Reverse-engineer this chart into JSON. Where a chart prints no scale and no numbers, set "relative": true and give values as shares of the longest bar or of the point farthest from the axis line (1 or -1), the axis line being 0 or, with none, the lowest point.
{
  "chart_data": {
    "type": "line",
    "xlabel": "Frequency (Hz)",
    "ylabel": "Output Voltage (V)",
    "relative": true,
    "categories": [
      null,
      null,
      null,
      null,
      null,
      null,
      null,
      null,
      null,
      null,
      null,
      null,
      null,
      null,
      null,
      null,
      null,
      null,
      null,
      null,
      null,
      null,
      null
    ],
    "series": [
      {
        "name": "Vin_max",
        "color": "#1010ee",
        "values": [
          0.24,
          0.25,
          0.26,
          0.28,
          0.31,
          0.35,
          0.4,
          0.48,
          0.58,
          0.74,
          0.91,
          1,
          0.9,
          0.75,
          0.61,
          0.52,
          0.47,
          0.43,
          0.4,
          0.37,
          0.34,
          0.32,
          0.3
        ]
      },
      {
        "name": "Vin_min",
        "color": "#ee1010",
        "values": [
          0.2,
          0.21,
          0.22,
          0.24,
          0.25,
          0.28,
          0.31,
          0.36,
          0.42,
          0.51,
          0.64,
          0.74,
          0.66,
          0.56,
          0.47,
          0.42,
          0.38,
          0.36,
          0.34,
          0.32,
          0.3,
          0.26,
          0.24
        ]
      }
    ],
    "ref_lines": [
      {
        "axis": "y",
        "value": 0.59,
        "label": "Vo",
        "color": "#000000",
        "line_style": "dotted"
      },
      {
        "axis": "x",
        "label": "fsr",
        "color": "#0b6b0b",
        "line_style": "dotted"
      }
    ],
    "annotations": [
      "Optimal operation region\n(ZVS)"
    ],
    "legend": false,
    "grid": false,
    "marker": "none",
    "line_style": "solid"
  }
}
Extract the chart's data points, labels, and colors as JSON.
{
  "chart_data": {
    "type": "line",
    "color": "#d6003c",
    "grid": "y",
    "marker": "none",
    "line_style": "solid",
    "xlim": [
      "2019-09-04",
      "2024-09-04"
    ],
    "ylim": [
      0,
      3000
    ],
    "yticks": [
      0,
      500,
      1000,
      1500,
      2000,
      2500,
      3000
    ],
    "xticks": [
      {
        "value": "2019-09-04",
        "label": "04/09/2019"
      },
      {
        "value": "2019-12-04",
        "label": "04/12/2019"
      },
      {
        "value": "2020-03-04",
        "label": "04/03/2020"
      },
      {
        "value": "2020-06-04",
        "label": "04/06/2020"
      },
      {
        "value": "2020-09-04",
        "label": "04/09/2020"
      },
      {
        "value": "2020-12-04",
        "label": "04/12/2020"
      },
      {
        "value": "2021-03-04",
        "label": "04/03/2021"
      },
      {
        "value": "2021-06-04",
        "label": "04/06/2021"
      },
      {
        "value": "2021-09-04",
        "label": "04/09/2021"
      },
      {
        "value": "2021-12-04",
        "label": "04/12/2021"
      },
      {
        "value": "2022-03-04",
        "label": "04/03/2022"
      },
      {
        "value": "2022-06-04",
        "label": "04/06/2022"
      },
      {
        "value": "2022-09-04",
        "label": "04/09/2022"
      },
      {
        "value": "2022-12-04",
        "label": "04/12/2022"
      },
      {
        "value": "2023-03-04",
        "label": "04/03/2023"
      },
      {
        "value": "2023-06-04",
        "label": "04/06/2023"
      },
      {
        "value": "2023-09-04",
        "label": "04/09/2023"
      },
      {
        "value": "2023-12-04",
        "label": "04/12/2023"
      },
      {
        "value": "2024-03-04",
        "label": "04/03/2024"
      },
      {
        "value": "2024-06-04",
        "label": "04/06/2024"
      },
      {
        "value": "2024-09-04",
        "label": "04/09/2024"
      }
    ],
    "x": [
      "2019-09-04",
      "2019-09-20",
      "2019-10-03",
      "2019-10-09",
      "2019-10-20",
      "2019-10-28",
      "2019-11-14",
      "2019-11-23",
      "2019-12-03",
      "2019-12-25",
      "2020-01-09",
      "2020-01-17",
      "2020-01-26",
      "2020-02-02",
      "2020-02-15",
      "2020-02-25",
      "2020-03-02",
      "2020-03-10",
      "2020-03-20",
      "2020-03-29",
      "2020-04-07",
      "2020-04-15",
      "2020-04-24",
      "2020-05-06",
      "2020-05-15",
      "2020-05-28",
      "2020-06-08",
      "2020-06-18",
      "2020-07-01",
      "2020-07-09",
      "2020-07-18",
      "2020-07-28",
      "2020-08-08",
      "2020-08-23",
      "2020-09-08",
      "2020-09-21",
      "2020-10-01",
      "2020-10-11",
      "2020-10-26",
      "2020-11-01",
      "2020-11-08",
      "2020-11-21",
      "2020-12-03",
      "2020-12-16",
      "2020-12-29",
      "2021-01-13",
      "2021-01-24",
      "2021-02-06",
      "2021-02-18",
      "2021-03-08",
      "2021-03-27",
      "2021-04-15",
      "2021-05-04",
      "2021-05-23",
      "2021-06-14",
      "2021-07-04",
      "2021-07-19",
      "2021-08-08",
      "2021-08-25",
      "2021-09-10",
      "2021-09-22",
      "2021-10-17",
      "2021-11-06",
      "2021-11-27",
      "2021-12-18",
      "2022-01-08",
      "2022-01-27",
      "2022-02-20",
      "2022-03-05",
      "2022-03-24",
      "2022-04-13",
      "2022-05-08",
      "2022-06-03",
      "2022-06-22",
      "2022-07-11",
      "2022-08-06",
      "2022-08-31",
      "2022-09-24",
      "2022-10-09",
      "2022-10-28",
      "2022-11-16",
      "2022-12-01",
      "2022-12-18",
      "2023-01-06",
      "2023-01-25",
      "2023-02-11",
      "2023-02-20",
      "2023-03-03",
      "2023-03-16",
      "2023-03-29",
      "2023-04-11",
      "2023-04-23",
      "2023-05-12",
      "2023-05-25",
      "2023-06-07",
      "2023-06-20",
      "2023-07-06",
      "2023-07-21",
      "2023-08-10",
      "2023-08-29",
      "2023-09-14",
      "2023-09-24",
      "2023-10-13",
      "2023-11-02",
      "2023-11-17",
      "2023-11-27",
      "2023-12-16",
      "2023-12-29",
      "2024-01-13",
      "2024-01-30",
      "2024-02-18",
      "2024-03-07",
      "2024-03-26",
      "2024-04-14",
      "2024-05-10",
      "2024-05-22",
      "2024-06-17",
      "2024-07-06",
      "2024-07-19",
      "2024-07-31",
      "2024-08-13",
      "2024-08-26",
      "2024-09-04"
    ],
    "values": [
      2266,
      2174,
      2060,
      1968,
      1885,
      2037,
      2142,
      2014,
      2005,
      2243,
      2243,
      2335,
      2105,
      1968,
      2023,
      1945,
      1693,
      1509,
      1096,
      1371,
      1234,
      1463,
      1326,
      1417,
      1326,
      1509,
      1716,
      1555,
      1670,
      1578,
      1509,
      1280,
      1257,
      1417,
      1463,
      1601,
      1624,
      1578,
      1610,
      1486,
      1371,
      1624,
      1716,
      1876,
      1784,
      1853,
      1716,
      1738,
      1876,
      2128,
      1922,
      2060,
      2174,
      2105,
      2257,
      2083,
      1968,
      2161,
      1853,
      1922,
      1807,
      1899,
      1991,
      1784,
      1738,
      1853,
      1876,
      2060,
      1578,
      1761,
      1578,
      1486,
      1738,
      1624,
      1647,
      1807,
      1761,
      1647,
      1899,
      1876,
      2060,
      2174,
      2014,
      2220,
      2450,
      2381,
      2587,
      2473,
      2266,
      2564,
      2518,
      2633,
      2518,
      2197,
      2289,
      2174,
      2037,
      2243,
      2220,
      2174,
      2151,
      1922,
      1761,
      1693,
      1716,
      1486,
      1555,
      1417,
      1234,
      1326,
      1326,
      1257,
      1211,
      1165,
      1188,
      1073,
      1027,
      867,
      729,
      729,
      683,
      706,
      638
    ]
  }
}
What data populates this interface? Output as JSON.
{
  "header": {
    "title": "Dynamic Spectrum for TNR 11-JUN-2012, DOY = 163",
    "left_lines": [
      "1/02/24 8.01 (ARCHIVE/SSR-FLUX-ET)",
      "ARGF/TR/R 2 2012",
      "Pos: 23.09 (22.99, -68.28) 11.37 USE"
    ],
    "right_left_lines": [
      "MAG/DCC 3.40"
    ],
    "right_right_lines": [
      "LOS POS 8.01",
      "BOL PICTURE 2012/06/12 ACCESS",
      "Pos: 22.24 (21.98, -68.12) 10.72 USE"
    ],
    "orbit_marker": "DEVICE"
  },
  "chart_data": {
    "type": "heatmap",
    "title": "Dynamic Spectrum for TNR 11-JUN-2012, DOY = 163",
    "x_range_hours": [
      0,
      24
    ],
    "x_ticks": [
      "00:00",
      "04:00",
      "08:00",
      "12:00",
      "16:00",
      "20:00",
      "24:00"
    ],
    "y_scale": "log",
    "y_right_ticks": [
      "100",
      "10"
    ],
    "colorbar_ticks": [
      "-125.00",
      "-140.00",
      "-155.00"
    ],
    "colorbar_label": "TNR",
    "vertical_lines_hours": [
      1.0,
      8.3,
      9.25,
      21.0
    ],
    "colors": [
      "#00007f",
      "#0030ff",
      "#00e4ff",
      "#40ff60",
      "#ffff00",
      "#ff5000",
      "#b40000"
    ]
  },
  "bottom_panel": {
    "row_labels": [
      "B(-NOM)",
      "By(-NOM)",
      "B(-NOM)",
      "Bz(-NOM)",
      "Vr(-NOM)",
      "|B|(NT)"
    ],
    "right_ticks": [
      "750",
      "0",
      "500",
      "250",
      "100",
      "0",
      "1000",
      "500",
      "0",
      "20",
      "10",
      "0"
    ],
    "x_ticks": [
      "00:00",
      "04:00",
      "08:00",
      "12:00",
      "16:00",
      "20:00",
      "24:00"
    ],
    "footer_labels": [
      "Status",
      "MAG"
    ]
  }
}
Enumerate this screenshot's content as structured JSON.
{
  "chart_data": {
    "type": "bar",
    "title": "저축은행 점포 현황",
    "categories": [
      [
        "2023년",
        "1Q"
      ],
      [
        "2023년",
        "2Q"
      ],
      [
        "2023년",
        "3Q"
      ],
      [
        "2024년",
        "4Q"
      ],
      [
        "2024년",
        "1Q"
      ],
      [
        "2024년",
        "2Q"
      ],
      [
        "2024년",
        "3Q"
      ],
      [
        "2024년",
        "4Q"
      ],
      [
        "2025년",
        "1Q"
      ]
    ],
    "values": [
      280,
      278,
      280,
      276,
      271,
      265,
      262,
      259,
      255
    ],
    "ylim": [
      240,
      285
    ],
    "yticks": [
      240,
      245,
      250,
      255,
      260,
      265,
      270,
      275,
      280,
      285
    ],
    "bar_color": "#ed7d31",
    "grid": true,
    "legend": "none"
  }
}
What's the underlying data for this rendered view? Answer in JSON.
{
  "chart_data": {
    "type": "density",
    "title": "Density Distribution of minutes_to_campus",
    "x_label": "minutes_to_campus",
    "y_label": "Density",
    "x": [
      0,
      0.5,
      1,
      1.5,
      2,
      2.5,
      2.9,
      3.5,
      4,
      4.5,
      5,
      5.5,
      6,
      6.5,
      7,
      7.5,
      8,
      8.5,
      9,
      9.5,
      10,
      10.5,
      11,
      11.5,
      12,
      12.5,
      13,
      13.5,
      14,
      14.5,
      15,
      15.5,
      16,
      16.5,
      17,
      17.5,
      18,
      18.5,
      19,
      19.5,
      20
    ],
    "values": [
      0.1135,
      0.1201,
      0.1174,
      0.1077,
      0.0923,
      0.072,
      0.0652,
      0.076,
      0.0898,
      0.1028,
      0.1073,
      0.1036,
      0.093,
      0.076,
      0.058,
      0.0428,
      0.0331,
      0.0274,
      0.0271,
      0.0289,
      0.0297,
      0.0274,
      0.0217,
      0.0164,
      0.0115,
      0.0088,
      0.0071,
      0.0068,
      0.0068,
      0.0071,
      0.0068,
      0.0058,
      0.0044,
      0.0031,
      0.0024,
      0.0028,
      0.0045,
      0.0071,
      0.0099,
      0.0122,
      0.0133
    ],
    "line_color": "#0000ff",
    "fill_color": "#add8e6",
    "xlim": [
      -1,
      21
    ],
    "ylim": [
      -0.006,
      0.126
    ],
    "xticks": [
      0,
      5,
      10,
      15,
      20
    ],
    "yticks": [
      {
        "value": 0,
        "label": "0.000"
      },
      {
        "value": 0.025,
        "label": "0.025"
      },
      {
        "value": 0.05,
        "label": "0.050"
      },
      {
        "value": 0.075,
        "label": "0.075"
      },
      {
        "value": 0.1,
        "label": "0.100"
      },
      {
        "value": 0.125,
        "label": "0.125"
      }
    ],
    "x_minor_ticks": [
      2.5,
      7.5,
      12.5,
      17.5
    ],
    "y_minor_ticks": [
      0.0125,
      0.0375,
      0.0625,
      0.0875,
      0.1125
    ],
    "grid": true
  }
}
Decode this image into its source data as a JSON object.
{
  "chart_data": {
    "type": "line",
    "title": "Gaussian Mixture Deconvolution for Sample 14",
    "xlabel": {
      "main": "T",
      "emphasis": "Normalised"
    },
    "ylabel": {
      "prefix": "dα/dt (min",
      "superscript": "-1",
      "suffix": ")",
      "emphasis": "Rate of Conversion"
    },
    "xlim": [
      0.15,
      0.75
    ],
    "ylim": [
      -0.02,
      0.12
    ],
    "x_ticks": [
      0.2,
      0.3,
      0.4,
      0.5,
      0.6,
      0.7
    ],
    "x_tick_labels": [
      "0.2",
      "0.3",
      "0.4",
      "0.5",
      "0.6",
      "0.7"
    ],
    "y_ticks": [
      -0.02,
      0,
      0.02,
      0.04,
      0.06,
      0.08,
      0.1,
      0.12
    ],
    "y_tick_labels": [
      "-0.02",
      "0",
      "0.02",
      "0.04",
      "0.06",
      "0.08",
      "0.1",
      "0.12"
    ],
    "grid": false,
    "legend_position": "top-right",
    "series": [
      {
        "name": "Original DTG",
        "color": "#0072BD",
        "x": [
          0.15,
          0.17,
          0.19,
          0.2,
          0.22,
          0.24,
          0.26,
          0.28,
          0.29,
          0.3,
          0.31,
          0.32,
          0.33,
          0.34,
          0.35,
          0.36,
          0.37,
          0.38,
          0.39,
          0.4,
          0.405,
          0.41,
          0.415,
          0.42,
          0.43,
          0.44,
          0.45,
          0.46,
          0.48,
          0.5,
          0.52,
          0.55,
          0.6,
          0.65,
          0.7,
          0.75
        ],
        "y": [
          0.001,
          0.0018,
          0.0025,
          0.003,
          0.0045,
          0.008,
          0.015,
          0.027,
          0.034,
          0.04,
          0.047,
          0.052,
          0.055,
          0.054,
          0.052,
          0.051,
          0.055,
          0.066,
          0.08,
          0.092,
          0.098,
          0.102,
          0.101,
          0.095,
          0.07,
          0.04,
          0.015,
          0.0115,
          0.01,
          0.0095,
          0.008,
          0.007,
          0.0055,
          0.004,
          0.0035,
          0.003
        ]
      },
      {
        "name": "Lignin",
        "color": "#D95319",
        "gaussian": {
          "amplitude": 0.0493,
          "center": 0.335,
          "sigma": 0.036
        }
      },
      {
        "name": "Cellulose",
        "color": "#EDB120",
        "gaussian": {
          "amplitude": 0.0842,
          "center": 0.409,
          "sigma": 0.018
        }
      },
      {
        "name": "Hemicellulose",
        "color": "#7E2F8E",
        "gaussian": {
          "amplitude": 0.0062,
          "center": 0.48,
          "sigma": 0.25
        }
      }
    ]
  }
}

-- What to work on --
Above are records; say how many of their lines contain the word "true", giving only the number.

-- Response below --
4